◆ **Written instruction**: Extract the entries in their exact form.

◆ **Listed entries**:
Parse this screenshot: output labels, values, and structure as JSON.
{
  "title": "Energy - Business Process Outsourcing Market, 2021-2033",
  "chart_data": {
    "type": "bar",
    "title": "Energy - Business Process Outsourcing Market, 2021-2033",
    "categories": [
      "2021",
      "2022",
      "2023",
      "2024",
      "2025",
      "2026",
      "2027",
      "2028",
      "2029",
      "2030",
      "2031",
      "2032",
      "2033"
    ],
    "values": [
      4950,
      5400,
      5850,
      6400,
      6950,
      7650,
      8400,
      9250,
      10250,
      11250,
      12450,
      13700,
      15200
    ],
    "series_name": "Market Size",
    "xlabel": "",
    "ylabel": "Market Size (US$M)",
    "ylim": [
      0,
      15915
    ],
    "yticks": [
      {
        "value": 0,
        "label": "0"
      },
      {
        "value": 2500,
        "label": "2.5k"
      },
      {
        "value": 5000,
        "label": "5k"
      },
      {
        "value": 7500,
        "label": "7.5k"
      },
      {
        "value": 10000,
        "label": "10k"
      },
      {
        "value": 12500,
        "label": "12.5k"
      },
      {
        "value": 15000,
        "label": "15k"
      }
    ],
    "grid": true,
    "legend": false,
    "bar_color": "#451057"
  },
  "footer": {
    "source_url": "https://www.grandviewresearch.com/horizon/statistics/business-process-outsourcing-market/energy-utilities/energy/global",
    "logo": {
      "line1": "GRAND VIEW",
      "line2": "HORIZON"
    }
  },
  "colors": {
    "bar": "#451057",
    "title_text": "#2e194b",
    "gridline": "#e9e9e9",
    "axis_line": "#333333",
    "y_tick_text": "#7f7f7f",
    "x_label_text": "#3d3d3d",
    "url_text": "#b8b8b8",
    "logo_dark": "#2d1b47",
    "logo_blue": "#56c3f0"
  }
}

◆ **Result for this task**:
Parse this screenshot: output labels, values, and structure as JSON.
{
  "title": "Energy - Business Process Outsourcing Market, 2021-2033",
  "chart_data": {
    "type": "bar",
    "title": "Energy - Business Process Outsourcing Market, 2021-2033",
    "categories": [
      "2021",
      "2022",
      "2023",
      "2024",
      "2025",
      "2026",
      "2027",
      "2028",
      "2029",
      "2030",
      "2031",
      "2032",
      "2033"
    ],
    "values": [
      4950,
      5400,
      5850,
      6400,
      6950,
      7650,
      8400,
      9250,
      10250,
      11250,
      12450,
      13700,
      15200
    ],
    "series_name": "Market Size",
    "xlabel": "",
    "ylabel": "Market Size (US$M)",
    "ylim": [
      0,
      15915
    ],
    "yticks": [
      {
        "value": 0,
        "label": "0"
      },
      {
        "value": 2500,
        "label": "2.5k"
      },
      {
        "value": 5000,
        "label": "5k"
      },
      {
        "value": 7500,
        "label": "7.5k"
      },
      {
        "value": 10000,
        "label": "10k"
      },
      {
        "value": 12500,
        "label": "12.5k"
      },
      {
        "value": 15000,
        "label": "15k"
      }
    ],
    "grid": true,
    "legend": false,
    "bar_color": "#451057"
  },
  "footer": {
    "source_url": "https://www.grandviewresearch.com/horizon/statistics/business-process-outsourcing-market/energy-utilities/energy/global",
    "logo": {
      "line1": "GRAND VIEW",
      "line2": "HORIZON"
    }
  },
  "colors": {
    "bar": "#451057",
    "title_text": "#2e194b",
    "gridline": "#e9e9e9",
    "axis_line": "#333333",
    "y_tick_text": "#7f7f7f",
    "x_label_text": "#3d3d3d",
    "url_text": "#b8b8b8",
    "logo_dark": "#2d1b47",
    "logo_blue": "#56c3f0"
  }
}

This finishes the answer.